══ Source material

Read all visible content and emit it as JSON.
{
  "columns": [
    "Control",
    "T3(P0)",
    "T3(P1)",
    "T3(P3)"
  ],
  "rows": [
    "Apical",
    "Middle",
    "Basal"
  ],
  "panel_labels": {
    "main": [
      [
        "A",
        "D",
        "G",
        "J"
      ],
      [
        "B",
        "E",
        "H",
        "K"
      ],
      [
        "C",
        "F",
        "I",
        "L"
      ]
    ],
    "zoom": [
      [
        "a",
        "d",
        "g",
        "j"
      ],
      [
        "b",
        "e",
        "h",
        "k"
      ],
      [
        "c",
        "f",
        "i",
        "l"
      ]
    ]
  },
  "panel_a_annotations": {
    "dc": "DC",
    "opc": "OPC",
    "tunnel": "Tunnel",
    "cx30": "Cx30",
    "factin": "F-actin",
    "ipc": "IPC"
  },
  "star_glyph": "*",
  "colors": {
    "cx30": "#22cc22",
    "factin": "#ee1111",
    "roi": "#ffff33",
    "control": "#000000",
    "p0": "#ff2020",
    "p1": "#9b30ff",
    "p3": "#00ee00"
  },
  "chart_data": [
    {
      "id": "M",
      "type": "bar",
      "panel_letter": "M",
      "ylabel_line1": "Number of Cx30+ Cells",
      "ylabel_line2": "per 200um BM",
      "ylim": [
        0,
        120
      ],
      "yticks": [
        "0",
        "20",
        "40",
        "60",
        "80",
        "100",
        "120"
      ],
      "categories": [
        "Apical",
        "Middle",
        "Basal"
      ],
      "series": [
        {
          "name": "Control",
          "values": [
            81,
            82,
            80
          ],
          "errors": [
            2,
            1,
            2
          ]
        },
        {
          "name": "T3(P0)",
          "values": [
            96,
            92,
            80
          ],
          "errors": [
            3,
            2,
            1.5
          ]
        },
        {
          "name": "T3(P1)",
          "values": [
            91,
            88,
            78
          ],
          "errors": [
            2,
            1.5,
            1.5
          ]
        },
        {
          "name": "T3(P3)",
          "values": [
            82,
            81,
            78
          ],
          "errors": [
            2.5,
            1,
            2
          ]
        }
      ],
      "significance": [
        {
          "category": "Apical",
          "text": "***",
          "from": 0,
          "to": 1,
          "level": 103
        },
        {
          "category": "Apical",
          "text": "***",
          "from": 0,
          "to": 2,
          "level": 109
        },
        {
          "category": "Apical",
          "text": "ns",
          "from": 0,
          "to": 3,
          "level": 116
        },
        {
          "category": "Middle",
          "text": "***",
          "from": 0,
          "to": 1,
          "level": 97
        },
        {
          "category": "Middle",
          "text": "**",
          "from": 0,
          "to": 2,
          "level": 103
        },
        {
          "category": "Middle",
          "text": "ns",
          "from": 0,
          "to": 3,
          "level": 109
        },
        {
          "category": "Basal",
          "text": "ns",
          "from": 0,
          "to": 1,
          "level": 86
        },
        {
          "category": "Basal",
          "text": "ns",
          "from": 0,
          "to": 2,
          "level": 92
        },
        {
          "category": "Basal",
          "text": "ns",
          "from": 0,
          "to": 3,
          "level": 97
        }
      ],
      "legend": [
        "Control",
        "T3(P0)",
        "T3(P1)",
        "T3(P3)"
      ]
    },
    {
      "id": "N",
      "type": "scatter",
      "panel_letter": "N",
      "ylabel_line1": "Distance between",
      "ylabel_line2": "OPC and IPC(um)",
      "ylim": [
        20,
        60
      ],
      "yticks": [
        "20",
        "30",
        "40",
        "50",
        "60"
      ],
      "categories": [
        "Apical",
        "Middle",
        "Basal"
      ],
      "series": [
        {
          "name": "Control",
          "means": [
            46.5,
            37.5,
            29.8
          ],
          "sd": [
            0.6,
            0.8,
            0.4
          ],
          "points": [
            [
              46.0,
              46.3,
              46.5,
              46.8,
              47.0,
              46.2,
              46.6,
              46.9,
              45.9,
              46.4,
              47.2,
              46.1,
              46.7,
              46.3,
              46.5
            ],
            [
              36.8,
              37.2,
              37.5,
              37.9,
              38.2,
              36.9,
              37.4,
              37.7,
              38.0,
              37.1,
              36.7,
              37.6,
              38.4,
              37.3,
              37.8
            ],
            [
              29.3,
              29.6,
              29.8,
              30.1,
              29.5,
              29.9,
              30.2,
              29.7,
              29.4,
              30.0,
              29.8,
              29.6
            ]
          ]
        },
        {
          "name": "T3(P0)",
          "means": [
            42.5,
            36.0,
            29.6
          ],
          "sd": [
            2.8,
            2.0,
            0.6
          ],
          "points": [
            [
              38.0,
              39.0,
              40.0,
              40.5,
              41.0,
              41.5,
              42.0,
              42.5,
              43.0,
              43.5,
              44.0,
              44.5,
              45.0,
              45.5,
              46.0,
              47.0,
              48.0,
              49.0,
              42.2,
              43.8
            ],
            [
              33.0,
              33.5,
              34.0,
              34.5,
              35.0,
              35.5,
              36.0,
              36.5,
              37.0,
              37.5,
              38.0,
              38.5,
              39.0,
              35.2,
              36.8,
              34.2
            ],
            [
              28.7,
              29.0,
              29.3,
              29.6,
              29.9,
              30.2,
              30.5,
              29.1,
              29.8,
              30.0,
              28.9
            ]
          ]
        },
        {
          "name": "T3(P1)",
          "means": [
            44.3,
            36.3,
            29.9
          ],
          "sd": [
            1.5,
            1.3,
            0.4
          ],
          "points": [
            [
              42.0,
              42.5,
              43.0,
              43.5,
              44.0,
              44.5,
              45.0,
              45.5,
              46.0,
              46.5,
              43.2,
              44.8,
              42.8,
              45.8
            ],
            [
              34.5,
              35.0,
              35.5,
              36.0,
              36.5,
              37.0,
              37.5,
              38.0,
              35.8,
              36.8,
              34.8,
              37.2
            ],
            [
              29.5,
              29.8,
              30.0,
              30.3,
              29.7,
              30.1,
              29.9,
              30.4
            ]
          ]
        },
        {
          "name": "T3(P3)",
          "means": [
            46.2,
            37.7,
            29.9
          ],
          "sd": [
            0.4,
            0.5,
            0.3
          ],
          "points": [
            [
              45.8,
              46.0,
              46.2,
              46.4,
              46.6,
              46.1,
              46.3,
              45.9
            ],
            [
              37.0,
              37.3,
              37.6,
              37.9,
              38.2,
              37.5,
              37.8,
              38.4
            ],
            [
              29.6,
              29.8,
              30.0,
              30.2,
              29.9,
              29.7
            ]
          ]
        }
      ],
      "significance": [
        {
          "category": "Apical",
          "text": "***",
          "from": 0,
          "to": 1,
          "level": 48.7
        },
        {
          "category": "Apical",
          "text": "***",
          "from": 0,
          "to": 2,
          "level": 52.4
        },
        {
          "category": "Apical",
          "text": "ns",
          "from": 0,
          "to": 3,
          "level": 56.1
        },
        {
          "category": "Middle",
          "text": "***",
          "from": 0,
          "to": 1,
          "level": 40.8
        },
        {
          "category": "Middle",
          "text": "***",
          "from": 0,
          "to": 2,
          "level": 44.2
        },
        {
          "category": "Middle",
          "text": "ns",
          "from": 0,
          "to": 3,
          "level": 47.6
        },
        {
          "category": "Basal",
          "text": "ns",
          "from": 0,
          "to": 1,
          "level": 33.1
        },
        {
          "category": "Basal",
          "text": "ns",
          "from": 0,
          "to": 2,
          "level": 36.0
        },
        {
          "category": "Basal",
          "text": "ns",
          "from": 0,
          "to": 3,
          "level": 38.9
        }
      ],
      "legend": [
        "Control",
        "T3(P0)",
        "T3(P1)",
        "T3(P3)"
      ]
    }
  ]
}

════

Word for word, repeat every entry listed above.

• Solution for this task:
Read all visible content and emit it as JSON.
{
  "columns": [
    "Control",
    "T3(P0)",
    "T3(P1)",
    "T3(P3)"
  ],
  "rows": [
    "Apical",
    "Middle",
    "Basal"
  ],
  "panel_labels": {
    "main": [
      [
        "A",
        "D",
        "G",
        "J"
      ],
      [
        "B",
        "E",
        "H",
        "K"
      ],
      [
        "C",
        "F",
        "I",
        "L"
      ]
    ],
    "zoom": [
      [
        "a",
        "d",
        "g",
        "j"
      ],
      [
        "b",
        "e",
        "h",
        "k"
      ],
      [
        "c",
        "f",
        "i",
        "l"
      ]
    ]
  },
  "panel_a_annotations": {
    "dc": "DC",
    "opc": "OPC",
    "tunnel": "Tunnel",
    "cx30": "Cx30",
    "factin": "F-actin",
    "ipc": "IPC"
  },
  "star_glyph": "*",
  "colors": {
    "cx30": "#22cc22",
    "factin": "#ee1111",
    "roi": "#ffff33",
    "control": "#000000",
    "p0": "#ff2020",
    "p1": "#9b30ff",
    "p3": "#00ee00"
  },
  "chart_data": [
    {
      "id": "M",
      "type": "bar",
      "panel_letter": "M",
      "ylabel_line1": "Number of Cx30+ Cells",
      "ylabel_line2": "per 200um BM",
      "ylim": [
        0,
        120
      ],
      "yticks": [
        "0",
        "20",
        "40",
        "60",
        "80",
        "100",
        "120"
      ],
      "categories": [
        "Apical",
        "Middle",
        "Basal"
      ],
      "series": [
        {
          "name": "Control",
          "values": [
            81,
            82,
            80
          ],
          "errors": [
            2,
            1,
            2
          ]
        },
        {
          "name": "T3(P0)",
          "values": [
            96,
            92,
            80
          ],
          "errors": [
            3,
            2,
            1.5
          ]
        },
        {
          "name": "T3(P1)",
          "values": [
            91,
            88,
            78
          ],
          "errors": [
            2,
            1.5,
            1.5
          ]
        },
        {
          "name": "T3(P3)",
          "values": [
            82,
            81,
            78
          ],
          "errors": [
            2.5,
            1,
            2
          ]
        }
      ],
      "significance": [
        {
          "category": "Apical",
          "text": "***",
          "from": 0,
          "to": 1,
          "level": 103
        },
        {
          "category": "Apical",
          "text": "***",
          "from": 0,
          "to": 2,
          "level": 109
        },
        {
          "category": "Apical",
          "text": "ns",
          "from": 0,
          "to": 3,
          "level": 116
        },
        {
          "category": "Middle",
          "text": "***",
          "from": 0,
          "to": 1,
          "level": 97
        },
        {
          "category": "Middle",
          "text": "**",
          "from": 0,
          "to": 2,
          "level": 103
        },
        {
          "category": "Middle",
          "text": "ns",
          "from": 0,
          "to": 3,
          "level": 109
        },
        {
          "category": "Basal",
          "text": "ns",
          "from": 0,
          "to": 1,
          "level": 86
        },
        {
          "category": "Basal",
          "text": "ns",
          "from": 0,
          "to": 2,
          "level": 92
        },
        {
          "category": "Basal",
          "text": "ns",
          "from": 0,
          "to": 3,
          "level": 97
        }
      ],
      "legend": [
        "Control",
        "T3(P0)",
        "T3(P1)",
        "T3(P3)"
      ]
    },
    {
      "id": "N",
      "type": "scatter",
      "panel_letter": "N",
      "ylabel_line1": "Distance between",
      "ylabel_line2": "OPC and IPC(um)",
      "ylim": [
        20,
        60
      ],
      "yticks": [
        "20",
        "30",
        "40",
        "50",
        "60"
      ],
      "categories": [
        "Apical",
        "Middle",
        "Basal"
      ],
      "series": [
        {
          "name": "Control",
          "means": [
            46.5,
            37.5,
            29.8
          ],
          "sd": [
            0.6,
            0.8,
            0.4
          ],
          "points": [
            [
              46.0,
              46.3,
              46.5,
              46.8,
              47.0,
              46.2,
              46.6,
              46.9,
              45.9,
              46.4,
              47.2,
              46.1,
              46.7,
              46.3,
              46.5
            ],
            [
              36.8,
              37.2,
              37.5,
              37.9,
              38.2,
              36.9,
              37.4,
              37.7,
              38.0,
              37.1,
              36.7,
              37.6,
              38.4,
              37.3,
              37.8
            ],
            [
              29.3,
              29.6,
              29.8,
              30.1,
              29.5,
              29.9,
              30.2,
              29.7,
              29.4,
              30.0,
              29.8,
              29.6
            ]
          ]
        },
        {
          "name": "T3(P0)",
          "means": [
            42.5,
            36.0,
            29.6
          ],
          "sd": [
            2.8,
            2.0,
            0.6
          ],
          "points": [
            [
              38.0,
              39.0,
              40.0,
              40.5,
              41.0,
              41.5,
              42.0,
              42.5,
              43.0,
              43.5,
              44.0,
              44.5,
              45.0,
              45.5,
              46.0,
              47.0,
              48.0,
              49.0,
              42.2,
              43.8
            ],
            [
              33.0,
              33.5,
              34.0,
              34.5,
              35.0,
              35.5,
              36.0,
              36.5,
              37.0,
              37.5,
              38.0,
              38.5,
              39.0,
              35.2,
              36.8,
              34.2
            ],
            [
              28.7,
              29.0,
              29.3,
              29.6,
              29.9,
              30.2,
              30.5,
              29.1,
              29.8,
              30.0,
              28.9
            ]
          ]
        },
        {
          "name": "T3(P1)",
          "means": [
            44.3,
            36.3,
            29.9
          ],
          "sd": [
            1.5,
            1.3,
            0.4
          ],
          "points": [
            [
              42.0,
              42.5,
              43.0,
              43.5,
              44.0,
              44.5,
              45.0,
              45.5,
              46.0,
              46.5,
              43.2,
              44.8,
              42.8,
              45.8
            ],
            [
              34.5,
              35.0,
              35.5,
              36.0,
              36.5,
              37.0,
              37.5,
              38.0,
              35.8,
              36.8,
              34.8,
              37.2
            ],
            [
              29.5,
              29.8,
              30.0,
              30.3,
              29.7,
              30.1,
              29.9,
              30.4
            ]
          ]
        },
        {
          "name": "T3(P3)",
          "means": [
            46.2,
            37.7,
            29.9
          ],
          "sd": [
            0.4,
            0.5,
            0.3
          ],
          "points": [
            [
              45.8,
              46.0,
              46.2,
              46.4,
              46.6,
              46.1,
              46.3,
              45.9
            ],
            [
              37.0,
              37.3,
              37.6,
              37.9,
              38.2,
              37.5,
              37.8,
              38.4
            ],
            [
              29.6,
              29.8,
              30.0,
              30.2,
              29.9,
              29.7
            ]
          ]
        }
      ],
      "significance": [
        {
          "category": "Apical",
          "text": "***",
          "from": 0,
          "to": 1,
          "level": 48.7
        },
        {
          "category": "Apical",
          "text": "***",
          "from": 0,
          "to": 2,
          "level": 52.4
        },
        {
          "category": "Apical",
          "text": "ns",
          "from": 0,
          "to": 3,
          "level": 56.1
        },
        {
          "category": "Middle",
          "text": "***",
          "from": 0,
          "to": 1,
          "level": 40.8
        },
        {
          "category": "Middle",
          "text": "***",
          "from": 0,
          "to": 2,
          "level": 44.2
        },
        {
          "category": "Middle",
          "text": "ns",
          "from": 0,
          "to": 3,
          "level": 47.6
        },
        {
          "category": "Basal",
          "text": "ns",
          "from": 0,
          "to": 1,
          "level": 33.1
        },
        {
          "category": "Basal",
          "text": "ns",
          "from": 0,
          "to": 2,
          "level": 36.0
        },
        {
          "category": "Basal",
          "text": "ns",
          "from": 0,
          "to": 3,
          "level": 38.9
        }
      ],
      "legend": [
        "Control",
        "T3(P0)",
        "T3(P1)",
        "T3(P3)"
      ]
    }
  ]
}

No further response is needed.